[Problem description]: Transcribe the lines from the one containing "legend-label-obv: OBV <box>177" through the one containing "Itemize the components", inclusive, reproducing them without any change.

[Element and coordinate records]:
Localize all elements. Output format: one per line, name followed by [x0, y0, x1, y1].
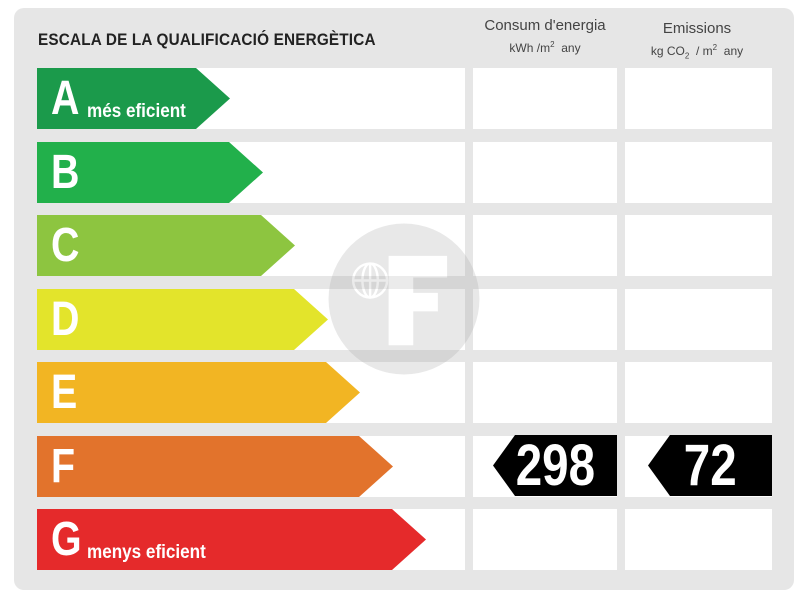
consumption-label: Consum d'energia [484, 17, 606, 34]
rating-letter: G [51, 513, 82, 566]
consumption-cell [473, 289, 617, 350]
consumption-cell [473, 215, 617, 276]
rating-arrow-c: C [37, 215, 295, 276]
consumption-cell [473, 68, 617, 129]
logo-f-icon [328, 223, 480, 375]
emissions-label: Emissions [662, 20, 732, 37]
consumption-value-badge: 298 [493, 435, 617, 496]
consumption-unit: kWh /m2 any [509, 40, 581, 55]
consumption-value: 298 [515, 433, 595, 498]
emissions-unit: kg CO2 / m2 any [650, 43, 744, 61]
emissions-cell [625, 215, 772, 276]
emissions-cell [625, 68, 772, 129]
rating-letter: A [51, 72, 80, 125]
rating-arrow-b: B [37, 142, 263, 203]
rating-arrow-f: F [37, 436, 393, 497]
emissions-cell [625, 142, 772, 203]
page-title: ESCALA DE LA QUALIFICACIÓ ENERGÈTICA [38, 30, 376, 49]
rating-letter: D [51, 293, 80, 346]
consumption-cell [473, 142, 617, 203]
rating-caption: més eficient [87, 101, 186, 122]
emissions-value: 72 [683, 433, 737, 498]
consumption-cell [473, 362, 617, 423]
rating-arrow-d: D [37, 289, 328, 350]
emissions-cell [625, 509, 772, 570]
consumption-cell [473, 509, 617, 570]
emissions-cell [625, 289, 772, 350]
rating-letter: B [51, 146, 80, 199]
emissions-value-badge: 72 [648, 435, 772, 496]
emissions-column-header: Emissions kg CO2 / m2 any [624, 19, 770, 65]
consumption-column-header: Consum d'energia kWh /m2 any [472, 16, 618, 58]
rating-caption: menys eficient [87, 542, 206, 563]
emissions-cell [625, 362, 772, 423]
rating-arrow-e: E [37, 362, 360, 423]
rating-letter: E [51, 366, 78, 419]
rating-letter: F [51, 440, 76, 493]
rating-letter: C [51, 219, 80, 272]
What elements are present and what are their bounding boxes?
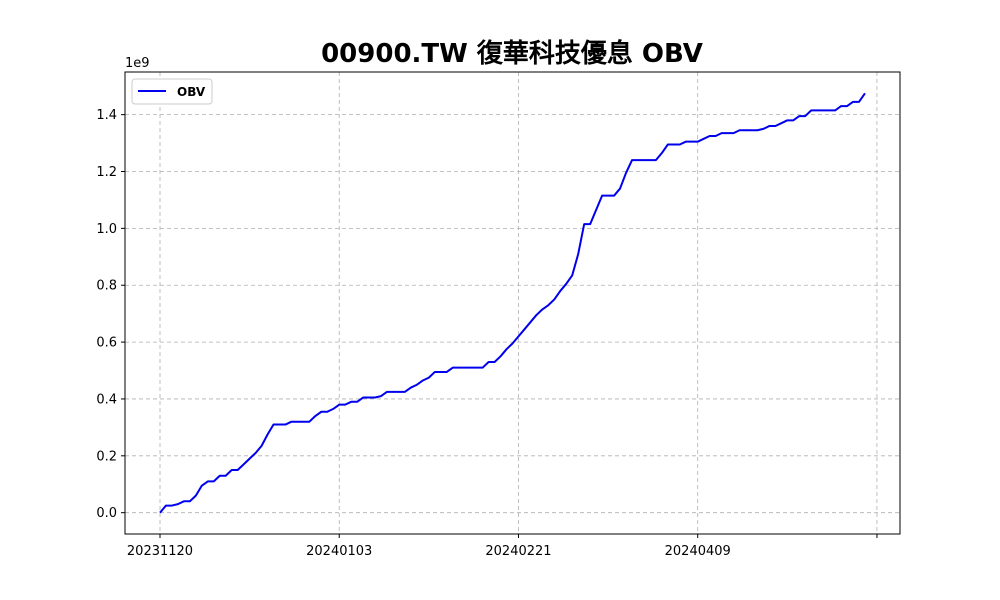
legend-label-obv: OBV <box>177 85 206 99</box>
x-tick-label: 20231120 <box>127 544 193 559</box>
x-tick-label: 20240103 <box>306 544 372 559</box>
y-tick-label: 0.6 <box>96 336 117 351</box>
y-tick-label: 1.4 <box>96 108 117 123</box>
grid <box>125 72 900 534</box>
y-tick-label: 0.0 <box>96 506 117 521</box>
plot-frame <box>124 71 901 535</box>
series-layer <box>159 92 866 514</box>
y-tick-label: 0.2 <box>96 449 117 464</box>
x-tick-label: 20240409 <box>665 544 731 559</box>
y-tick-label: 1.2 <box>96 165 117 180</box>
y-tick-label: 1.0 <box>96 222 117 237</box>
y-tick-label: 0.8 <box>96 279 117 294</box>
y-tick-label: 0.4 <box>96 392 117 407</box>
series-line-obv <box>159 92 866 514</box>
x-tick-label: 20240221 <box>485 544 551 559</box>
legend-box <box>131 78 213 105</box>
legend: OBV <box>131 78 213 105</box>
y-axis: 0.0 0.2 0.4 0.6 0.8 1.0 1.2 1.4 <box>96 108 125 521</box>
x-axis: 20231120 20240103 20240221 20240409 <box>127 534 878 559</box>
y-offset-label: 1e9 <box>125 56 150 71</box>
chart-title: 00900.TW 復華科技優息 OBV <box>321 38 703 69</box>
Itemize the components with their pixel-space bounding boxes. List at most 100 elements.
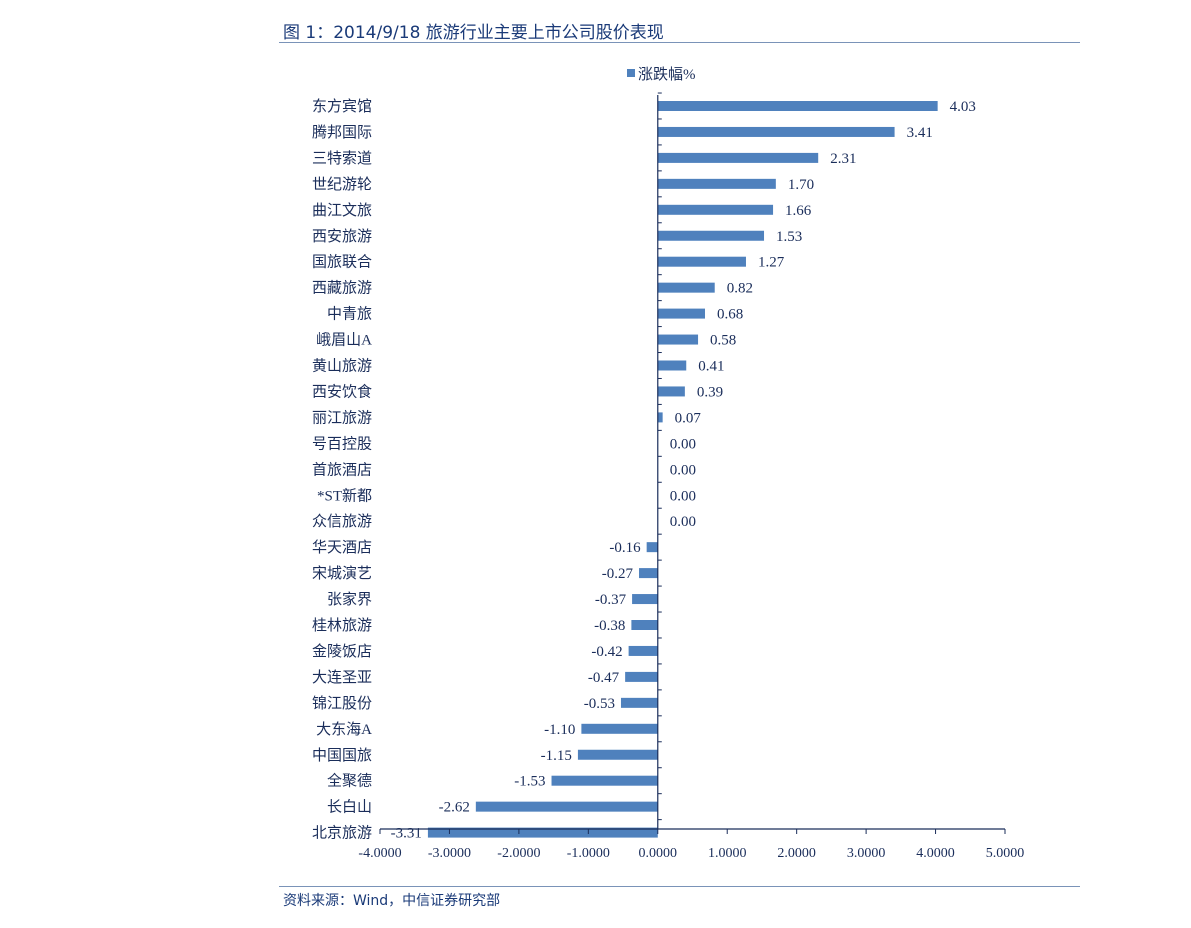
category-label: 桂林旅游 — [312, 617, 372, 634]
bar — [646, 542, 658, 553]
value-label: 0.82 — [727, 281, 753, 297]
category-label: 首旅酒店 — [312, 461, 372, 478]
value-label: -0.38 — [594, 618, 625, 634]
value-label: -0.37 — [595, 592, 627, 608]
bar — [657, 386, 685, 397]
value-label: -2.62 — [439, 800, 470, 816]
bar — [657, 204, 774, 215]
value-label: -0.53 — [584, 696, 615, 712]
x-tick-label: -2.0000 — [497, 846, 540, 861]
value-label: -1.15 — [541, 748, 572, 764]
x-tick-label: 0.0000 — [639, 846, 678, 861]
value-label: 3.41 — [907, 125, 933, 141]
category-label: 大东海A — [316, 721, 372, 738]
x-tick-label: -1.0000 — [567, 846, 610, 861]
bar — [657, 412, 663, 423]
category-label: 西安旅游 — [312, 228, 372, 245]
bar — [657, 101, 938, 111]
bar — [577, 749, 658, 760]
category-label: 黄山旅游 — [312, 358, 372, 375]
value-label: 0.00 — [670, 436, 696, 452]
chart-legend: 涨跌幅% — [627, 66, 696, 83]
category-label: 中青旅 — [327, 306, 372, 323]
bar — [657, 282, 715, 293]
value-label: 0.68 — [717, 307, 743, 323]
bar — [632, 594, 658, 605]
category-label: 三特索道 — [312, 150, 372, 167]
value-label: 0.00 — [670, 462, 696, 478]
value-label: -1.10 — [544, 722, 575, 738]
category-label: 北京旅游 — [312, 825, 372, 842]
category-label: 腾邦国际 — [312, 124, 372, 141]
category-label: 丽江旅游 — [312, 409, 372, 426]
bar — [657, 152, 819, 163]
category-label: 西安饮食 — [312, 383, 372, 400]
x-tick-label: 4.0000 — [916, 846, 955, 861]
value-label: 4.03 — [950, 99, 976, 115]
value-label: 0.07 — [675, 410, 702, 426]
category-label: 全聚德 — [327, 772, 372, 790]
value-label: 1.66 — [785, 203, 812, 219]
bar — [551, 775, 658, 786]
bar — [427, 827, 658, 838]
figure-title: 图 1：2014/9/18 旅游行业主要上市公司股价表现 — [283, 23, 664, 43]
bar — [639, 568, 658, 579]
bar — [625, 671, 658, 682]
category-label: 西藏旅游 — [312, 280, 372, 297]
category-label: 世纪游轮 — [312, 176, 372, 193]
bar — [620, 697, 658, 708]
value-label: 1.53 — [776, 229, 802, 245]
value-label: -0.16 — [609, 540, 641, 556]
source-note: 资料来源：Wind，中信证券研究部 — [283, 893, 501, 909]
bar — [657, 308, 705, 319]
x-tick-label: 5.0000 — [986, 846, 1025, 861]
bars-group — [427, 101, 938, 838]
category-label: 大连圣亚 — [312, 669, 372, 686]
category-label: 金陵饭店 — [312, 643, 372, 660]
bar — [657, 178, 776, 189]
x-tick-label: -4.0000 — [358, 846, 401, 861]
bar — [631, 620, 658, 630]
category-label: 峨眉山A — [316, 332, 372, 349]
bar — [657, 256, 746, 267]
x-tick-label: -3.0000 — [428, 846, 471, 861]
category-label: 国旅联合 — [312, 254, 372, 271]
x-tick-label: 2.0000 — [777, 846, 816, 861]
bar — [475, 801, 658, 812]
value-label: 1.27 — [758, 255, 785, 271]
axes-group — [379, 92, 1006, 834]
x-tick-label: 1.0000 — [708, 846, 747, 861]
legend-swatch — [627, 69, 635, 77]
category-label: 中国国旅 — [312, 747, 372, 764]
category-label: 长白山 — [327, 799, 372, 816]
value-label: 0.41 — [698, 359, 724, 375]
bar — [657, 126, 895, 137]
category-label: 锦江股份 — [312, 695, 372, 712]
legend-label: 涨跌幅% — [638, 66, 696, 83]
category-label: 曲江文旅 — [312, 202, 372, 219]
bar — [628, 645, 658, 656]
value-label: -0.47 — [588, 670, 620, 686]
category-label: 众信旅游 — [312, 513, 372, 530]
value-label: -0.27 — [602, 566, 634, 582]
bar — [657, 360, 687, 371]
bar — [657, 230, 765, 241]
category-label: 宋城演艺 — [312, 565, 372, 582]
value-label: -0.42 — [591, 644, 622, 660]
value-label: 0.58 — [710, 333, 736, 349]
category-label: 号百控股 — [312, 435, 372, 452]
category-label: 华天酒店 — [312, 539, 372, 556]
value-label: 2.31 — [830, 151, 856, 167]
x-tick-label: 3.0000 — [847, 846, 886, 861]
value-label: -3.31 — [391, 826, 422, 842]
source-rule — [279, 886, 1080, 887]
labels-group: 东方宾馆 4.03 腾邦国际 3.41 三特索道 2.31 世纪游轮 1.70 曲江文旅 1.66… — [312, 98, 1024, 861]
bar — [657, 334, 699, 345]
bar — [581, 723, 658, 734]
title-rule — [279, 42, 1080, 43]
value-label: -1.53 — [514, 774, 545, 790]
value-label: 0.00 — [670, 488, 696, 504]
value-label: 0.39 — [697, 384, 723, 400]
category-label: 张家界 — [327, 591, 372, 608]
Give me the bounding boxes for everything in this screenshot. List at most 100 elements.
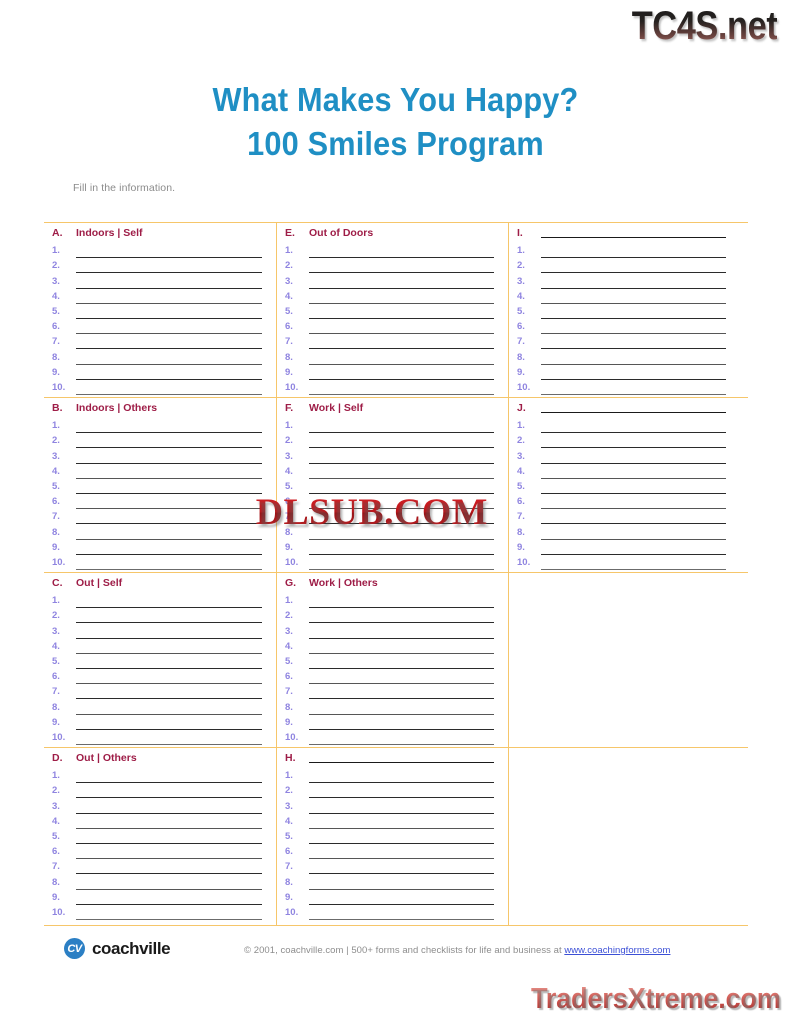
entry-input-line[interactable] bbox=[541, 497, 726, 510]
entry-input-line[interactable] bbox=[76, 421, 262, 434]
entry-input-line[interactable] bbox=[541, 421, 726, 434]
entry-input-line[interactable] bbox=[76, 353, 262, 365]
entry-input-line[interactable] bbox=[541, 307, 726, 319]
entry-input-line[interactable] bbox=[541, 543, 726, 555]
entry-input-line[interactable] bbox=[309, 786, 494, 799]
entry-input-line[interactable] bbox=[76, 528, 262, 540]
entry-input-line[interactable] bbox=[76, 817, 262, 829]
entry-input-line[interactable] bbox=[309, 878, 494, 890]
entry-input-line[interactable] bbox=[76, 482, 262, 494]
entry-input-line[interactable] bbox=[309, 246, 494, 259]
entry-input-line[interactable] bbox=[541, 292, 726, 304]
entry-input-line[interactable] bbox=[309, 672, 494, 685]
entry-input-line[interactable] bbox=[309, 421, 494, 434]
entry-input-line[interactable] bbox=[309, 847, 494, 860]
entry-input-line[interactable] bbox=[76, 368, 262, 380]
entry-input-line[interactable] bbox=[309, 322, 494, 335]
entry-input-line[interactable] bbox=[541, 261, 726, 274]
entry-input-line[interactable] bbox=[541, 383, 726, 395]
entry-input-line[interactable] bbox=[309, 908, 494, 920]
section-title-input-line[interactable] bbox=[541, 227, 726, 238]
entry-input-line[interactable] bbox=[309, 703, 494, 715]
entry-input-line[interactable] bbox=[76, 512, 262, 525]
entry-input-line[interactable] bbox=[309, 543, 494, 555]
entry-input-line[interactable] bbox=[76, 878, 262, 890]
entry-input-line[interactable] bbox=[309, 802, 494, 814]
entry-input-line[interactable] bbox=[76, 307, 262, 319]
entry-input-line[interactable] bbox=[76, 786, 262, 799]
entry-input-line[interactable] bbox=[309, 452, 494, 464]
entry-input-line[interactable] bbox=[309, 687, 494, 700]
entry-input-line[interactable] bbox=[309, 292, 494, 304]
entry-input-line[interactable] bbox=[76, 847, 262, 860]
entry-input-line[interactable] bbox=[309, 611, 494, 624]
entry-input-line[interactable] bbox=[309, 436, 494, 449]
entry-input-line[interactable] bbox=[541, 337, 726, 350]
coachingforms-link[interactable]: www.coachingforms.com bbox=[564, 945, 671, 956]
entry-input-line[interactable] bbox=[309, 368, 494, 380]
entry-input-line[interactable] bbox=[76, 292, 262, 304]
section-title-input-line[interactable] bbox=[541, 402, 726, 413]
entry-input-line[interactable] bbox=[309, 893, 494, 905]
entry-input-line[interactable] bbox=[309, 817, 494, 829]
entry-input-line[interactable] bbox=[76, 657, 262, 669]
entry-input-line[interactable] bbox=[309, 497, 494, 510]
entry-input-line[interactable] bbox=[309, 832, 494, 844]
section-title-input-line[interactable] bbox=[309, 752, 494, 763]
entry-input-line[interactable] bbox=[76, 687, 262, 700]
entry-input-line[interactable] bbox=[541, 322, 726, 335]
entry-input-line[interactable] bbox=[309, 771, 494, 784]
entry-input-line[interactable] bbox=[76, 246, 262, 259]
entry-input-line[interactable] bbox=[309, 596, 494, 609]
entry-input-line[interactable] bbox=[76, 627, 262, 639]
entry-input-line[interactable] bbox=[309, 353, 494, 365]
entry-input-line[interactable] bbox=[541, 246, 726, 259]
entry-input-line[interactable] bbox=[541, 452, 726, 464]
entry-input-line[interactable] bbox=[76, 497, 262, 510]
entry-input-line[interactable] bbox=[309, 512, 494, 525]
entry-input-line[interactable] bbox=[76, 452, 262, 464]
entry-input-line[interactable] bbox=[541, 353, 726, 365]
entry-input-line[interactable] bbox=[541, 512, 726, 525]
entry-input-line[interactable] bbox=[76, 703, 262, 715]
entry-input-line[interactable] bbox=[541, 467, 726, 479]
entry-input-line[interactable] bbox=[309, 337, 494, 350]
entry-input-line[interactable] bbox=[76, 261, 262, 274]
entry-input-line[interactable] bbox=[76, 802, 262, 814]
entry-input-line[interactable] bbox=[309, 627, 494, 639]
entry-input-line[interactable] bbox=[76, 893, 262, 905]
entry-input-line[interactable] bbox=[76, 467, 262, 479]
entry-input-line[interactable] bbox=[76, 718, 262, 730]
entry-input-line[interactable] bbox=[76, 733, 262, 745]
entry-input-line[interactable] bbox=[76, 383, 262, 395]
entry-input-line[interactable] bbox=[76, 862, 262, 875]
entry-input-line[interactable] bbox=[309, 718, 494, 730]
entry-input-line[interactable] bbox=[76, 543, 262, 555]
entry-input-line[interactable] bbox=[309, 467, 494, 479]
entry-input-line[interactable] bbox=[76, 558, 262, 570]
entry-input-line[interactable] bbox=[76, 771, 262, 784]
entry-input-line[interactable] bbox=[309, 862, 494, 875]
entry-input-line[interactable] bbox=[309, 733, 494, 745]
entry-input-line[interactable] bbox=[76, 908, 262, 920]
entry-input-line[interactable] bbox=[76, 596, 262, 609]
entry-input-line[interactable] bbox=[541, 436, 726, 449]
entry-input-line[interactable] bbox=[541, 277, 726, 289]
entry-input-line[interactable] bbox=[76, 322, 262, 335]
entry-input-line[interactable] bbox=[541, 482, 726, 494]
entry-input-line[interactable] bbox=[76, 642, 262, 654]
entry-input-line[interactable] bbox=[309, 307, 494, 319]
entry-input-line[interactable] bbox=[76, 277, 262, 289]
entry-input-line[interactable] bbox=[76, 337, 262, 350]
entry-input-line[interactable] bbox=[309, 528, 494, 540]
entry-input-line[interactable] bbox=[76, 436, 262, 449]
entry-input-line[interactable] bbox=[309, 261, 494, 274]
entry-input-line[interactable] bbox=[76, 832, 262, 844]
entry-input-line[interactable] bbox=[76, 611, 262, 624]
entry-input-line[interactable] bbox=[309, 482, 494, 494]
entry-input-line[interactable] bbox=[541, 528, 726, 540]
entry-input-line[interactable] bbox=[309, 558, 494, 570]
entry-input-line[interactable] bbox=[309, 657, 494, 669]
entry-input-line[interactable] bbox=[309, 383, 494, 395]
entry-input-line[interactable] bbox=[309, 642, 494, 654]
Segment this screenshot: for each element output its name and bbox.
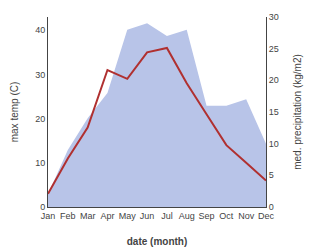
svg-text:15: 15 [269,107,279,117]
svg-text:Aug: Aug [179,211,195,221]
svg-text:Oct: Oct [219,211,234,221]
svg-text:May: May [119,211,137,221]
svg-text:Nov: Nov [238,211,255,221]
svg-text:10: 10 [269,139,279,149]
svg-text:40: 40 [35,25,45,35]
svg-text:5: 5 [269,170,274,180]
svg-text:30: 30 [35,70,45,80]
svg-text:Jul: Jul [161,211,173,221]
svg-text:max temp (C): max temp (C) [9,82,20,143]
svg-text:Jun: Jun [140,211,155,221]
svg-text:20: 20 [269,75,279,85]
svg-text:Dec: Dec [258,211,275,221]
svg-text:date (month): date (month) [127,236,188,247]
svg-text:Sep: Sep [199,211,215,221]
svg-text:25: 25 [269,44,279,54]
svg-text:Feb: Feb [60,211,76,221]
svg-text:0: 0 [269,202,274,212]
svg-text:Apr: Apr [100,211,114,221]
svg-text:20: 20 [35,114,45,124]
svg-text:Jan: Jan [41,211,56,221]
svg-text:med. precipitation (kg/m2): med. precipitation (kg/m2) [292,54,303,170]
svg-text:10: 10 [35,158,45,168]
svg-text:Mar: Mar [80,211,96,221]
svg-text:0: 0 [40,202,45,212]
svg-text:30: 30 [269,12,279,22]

[Result]:
legend-label-obv: OBV <box>177 85 206 99</box>
x-tick-label: 20231120 <box>127 544 193 559</box>
x-tick-label: 20240103 <box>306 544 372 559</box>
y-tick-label: 0.6 <box>96 336 117 351</box>
y-tick-label: 1.4 <box>96 108 117 123</box>
grid <box>125 72 900 534</box>
y-tick-label: 0.0 <box>96 506 117 521</box>
plot-frame <box>124 71 901 535</box>
series-layer <box>159 92 866 514</box>
y-tick-label: 0.2 <box>96 449 117 464</box>
x-tick-label: 20240409 <box>665 544 731 559</box>
y-tick-label: 1.2 <box>96 165 117 180</box>
y-tick-label: 1.0 <box>96 222 117 237</box>
y-tick-label: 0.8 <box>96 279 117 294</box>
y-tick-label: 0.4 <box>96 392 117 407</box>
series-line-obv <box>159 92 866 514</box>
x-tick-label: 20240221 <box>485 544 551 559</box>
legend-box <box>131 78 213 105</box>
legend: OBV <box>131 78 213 105</box>
y-axis: 0.0 0.2 0.4 0.6 0.8 1.0 1.2 1.4 <box>96 108 125 521</box>
x-axis: 20231120 20240103 20240221 20240409 <box>127 534 878 559</box>
y-offset-label: 1e9 <box>125 56 150 71</box>
chart-title: 00900.TW 復華科技優息 OBV <box>321 38 703 69</box>
Itemize the components with their pixel-space bounding boxes. List at most 100 elements.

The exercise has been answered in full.